_Goal of the exercise_: Print the listing in its entirety and exactly, leaving out images.

_Data listing_:
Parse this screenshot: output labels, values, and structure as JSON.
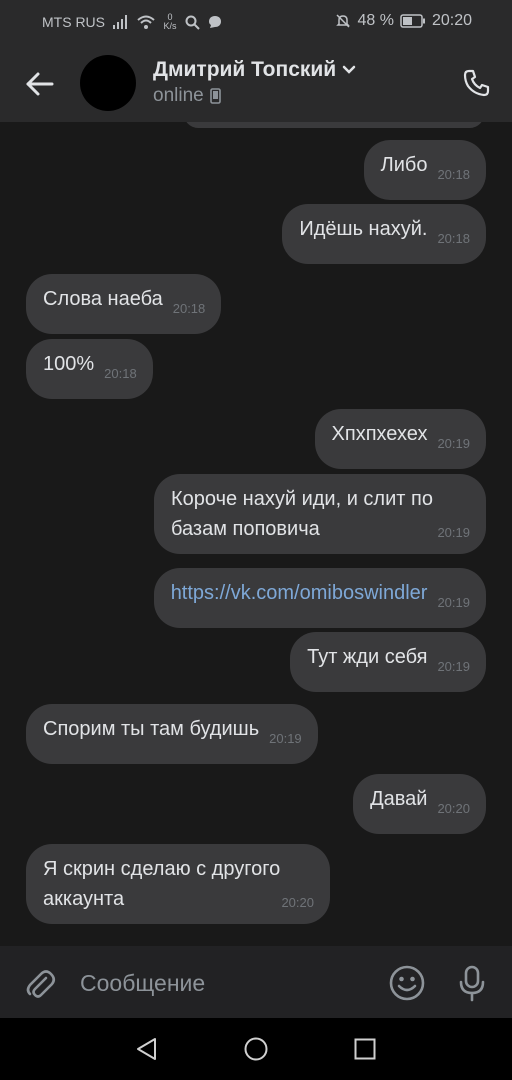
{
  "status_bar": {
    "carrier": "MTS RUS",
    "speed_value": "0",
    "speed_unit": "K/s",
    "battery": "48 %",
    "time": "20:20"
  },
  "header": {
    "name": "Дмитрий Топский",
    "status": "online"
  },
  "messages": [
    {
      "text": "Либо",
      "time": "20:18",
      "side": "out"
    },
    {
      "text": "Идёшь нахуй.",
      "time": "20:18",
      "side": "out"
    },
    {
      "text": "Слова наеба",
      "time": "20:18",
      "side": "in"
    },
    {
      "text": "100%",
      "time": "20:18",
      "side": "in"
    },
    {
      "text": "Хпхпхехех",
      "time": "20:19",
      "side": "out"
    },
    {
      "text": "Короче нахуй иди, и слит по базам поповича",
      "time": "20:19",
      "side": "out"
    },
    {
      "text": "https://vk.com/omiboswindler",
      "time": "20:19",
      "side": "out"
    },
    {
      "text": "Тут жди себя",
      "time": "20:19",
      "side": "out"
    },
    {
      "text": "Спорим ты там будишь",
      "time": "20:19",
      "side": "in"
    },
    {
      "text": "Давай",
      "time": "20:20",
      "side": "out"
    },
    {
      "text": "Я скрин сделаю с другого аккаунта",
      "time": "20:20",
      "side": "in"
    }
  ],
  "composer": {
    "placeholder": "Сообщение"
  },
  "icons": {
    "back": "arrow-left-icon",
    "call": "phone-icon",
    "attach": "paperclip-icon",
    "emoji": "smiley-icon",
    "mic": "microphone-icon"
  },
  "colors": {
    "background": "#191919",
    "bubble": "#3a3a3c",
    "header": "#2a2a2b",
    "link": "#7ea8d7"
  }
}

_Written response_:
Parse this screenshot: output labels, values, and structure as JSON.
{
  "status_bar": {
    "carrier": "MTS RUS",
    "speed_value": "0",
    "speed_unit": "K/s",
    "battery": "48 %",
    "time": "20:20"
  },
  "header": {
    "name": "Дмитрий Топский",
    "status": "online"
  },
  "messages": [
    {
      "text": "Либо",
      "time": "20:18",
      "side": "out"
    },
    {
      "text": "Идёшь нахуй.",
      "time": "20:18",
      "side": "out"
    },
    {
      "text": "Слова наеба",
      "time": "20:18",
      "side": "in"
    },
    {
      "text": "100%",
      "time": "20:18",
      "side": "in"
    },
    {
      "text": "Хпхпхехех",
      "time": "20:19",
      "side": "out"
    },
    {
      "text": "Короче нахуй иди, и слит по базам поповича",
      "time": "20:19",
      "side": "out"
    },
    {
      "text": "https://vk.com/omiboswindler",
      "time": "20:19",
      "side": "out"
    },
    {
      "text": "Тут жди себя",
      "time": "20:19",
      "side": "out"
    },
    {
      "text": "Спорим ты там будишь",
      "time": "20:19",
      "side": "in"
    },
    {
      "text": "Давай",
      "time": "20:20",
      "side": "out"
    },
    {
      "text": "Я скрин сделаю с другого аккаунта",
      "time": "20:20",
      "side": "in"
    }
  ],
  "composer": {
    "placeholder": "Сообщение"
  },
  "icons": {
    "back": "arrow-left-icon",
    "call": "phone-icon",
    "attach": "paperclip-icon",
    "emoji": "smiley-icon",
    "mic": "microphone-icon"
  },
  "colors": {
    "background": "#191919",
    "bubble": "#3a3a3c",
    "header": "#2a2a2b",
    "link": "#7ea8d7"
  }
}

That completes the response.